═════ MATERIAL PROVIDED ═════

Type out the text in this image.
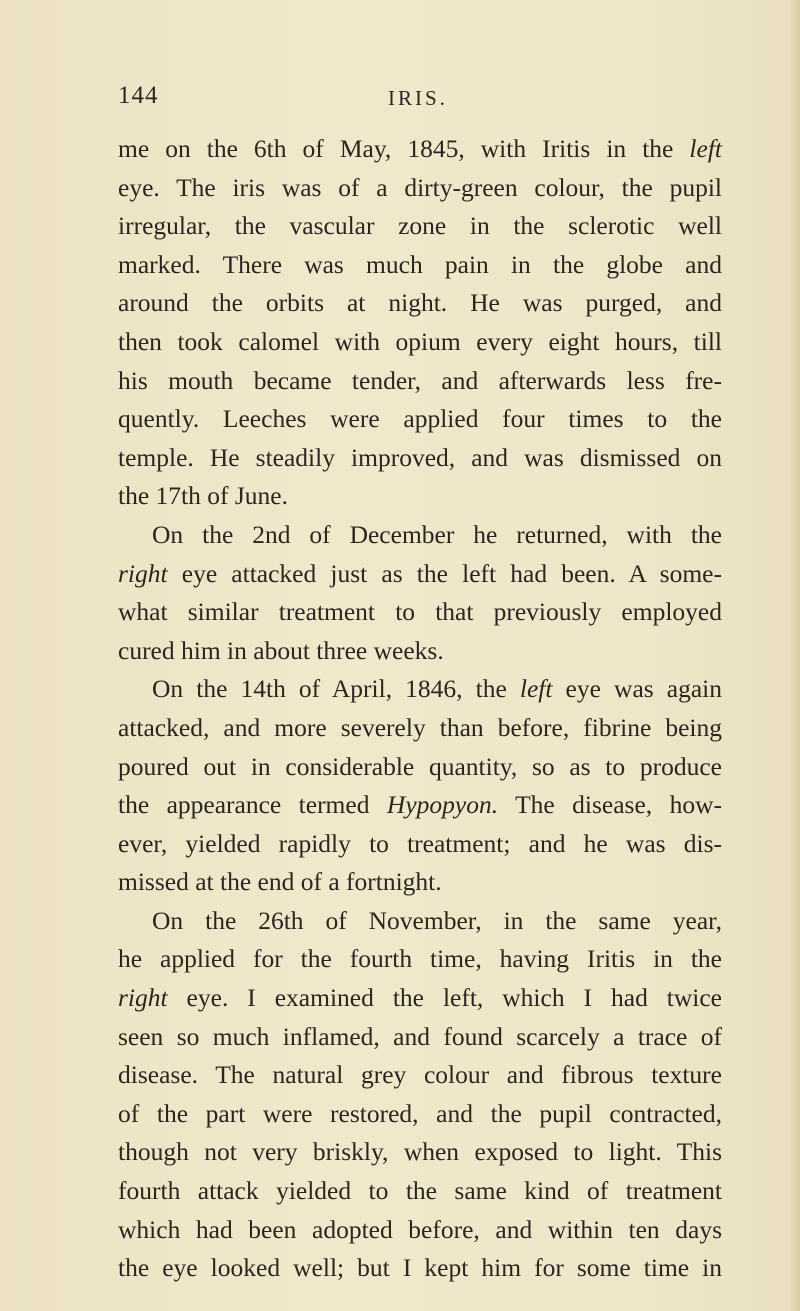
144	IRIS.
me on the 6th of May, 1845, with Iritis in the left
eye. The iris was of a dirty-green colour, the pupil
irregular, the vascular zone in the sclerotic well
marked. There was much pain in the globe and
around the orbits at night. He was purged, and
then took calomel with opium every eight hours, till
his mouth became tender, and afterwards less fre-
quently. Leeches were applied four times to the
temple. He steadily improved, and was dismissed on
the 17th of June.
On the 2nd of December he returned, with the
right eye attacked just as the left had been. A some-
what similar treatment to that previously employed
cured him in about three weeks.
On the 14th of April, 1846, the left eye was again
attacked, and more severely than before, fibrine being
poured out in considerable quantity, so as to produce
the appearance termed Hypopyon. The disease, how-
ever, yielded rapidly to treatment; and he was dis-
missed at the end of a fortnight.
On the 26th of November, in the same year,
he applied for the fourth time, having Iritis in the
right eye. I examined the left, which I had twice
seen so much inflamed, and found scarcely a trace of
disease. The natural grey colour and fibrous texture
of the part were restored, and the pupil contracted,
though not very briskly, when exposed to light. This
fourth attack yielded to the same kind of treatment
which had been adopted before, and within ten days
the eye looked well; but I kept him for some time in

═════

Repeat the records above exactly, omitting every picture.

Type out the text in this image.
144	IRIS.
me on the 6th of May, 1845, with Iritis in the left
eye. The iris was of a dirty-green colour, the pupil
irregular, the vascular zone in the sclerotic well
marked. There was much pain in the globe and
around the orbits at night. He was purged, and
then took calomel with opium every eight hours, till
his mouth became tender, and afterwards less fre-
quently. Leeches were applied four times to the
temple. He steadily improved, and was dismissed on
the 17th of June.
On the 2nd of December he returned, with the
right eye attacked just as the left had been. A some-
what similar treatment to that previously employed
cured him in about three weeks.
On the 14th of April, 1846, the left eye was again
attacked, and more severely than before, fibrine being
poured out in considerable quantity, so as to produce
the appearance termed Hypopyon. The disease, how-
ever, yielded rapidly to treatment; and he was dis-
missed at the end of a fortnight.
On the 26th of November, in the same year,
he applied for the fourth time, having Iritis in the
right eye. I examined the left, which I had twice
seen so much inflamed, and found scarcely a trace of
disease. The natural grey colour and fibrous texture
of the part were restored, and the pupil contracted,
though not very briskly, when exposed to light. This
fourth attack yielded to the same kind of treatment
which had been adopted before, and within ten days
the eye looked well; but I kept him for some time in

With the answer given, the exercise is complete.